AVAILABLE RECORDS.

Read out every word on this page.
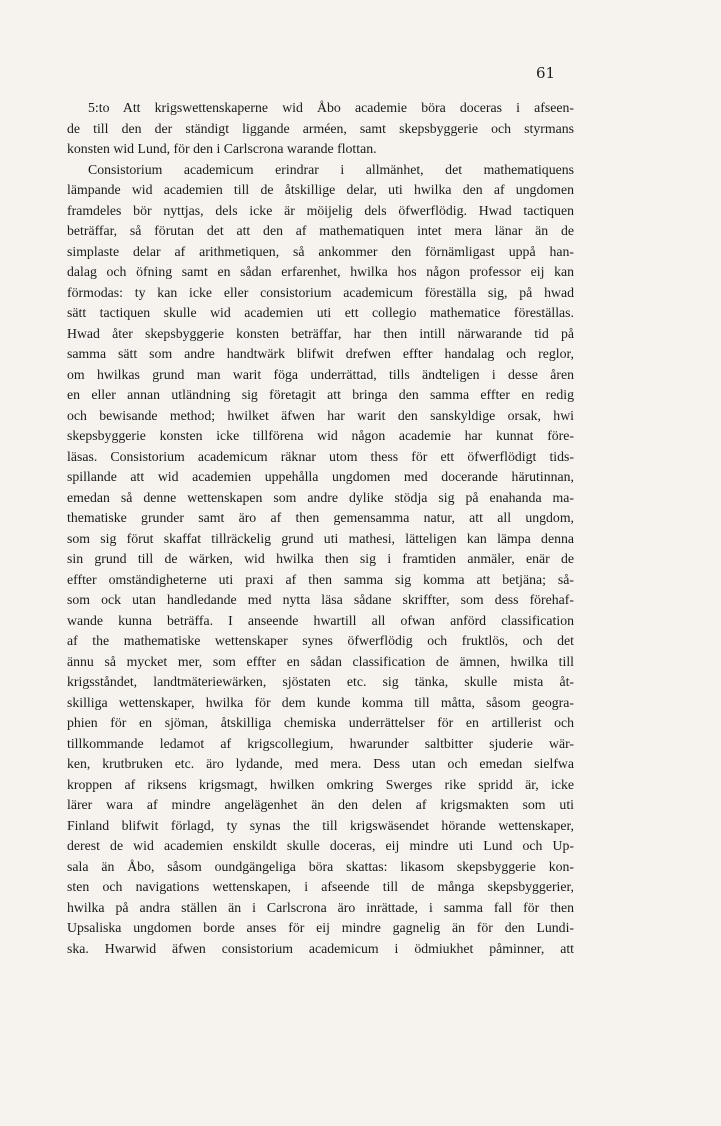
61
5:to Att krigswettenskaperne wid Åbo academie böra doceras i afseen-
de till den der ständigt liggande arméen, samt skepsbyggerie och styrmans
konsten wid Lund, för den i Carlscrona warande flottan.
Consistorium academicum erindrar i allmänhet, det mathematiquens
lämpande wid academien till de åtskillige delar, uti hwilka den af ungdomen
framdeles bör nyttjas, dels icke är möijelig dels öfwerflödig. Hwad tactiquen
beträffar, så förutan det att den af mathematiquen intet mera länar än de
simplaste delar af arithmetiquen, så ankommer den förnämligast uppå han-
dalag och öfning samt en sådan erfarenhet, hwilka hos någon professor eij kan
förmodas: ty kan icke eller consistorium academicum föreställa sig, på hwad
sätt tactiquen skulle wid academien uti ett collegio mathematice föreställas.
Hwad åter skepsbyggerie konsten beträffar, har then intill närwarande tid på
samma sätt som andre handtwärk blifwit drefwen effter handalag och reglor,
om hwilkas grund man warit föga underrättad, tills ändteligen i desse åren
en eller annan utländning sig företagit att bringa den samma effter en redig
och bewisande method; hwilket äfwen har warit den sanskyldige orsak, hwi
skepsbyggerie konsten icke tillförena wid någon academie har kunnat före-
läsas. Consistorium academicum räknar utom thess för ett öfwerflödigt tids-
spillande att wid academien uppehålla ungdomen med docerande härutinnan,
emedan så denne wettenskapen som andre dylike stödja sig på enahanda ma-
thematiske grunder samt äro af then gemensamma natur, att all ungdom,
som sig förut skaffat tillräckelig grund uti mathesi, lätteligen kan lämpa denna
sin grund till de wärken, wid hwilka then sig i framtiden anmäler, enär de
effter omständigheterne uti praxi af then samma sig komma att betjäna; så-
som ock utan handledande med nytta läsa sådane skriffter, som dess förehaf-
wande kunna beträffa. I anseende hwartill all ofwan anförd classification
af the mathematiske wettenskaper synes öfwerflödig och fruktlös, och det
ännu så mycket mer, som effter en sådan classification de ämnen, hwilka till
krigsståndet, landtmäteriewärken, sjöstaten etc. sig tänka, skulle mista åt-
skilliga wettenskaper, hwilka för dem kunde komma till måtta, såsom geogra-
phien för en sjöman, åtskilliga chemiska underrättelser för en artillerist och
tillkommande ledamot af krigscollegium, hwarunder saltbitter sjuderie wär-
ken, krutbruken etc. äro lydande, med mera. Dess utan och emedan sielfwa
kroppen af riksens krigsmagt, hwilken omkring Swerges rike spridd är, icke
lärer wara af mindre angelägenhet än den delen af krigsmakten som uti
Finland blifwit förlagd, ty synas the till krigswäsendet hörande wettenskaper,
derest de wid academien enskildt skulle doceras, eij mindre uti Lund och Up-
sala än Åbo, såsom oundgängeliga böra skattas: likasom skepsbyggerie kon-
sten och navigations wettenskapen, i afseende till de många skepsbyggerier,
hwilka på andra ställen än i Carlscrona äro inrättade, i samma fall för then
Upsaliska ungdomen borde anses för eij mindre gagnelig än för den Lundi-
ska. Hwarwid äfwen consistorium academicum i ödmiukhet påminner, att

TASK REQUIREMENTS. Filter the entries above down to the lines containing the word "academicum".

RESULT OF THE EXERCISE.
Consistorium academicum erindrar i allmänhet, det mathematiquens
förmodas: ty kan icke eller consistorium academicum föreställa sig, på hwad
läsas. Consistorium academicum räknar utom thess för ett öfwerflödigt tids-
ska. Hwarwid äfwen consistorium academicum i ödmiukhet påminner, att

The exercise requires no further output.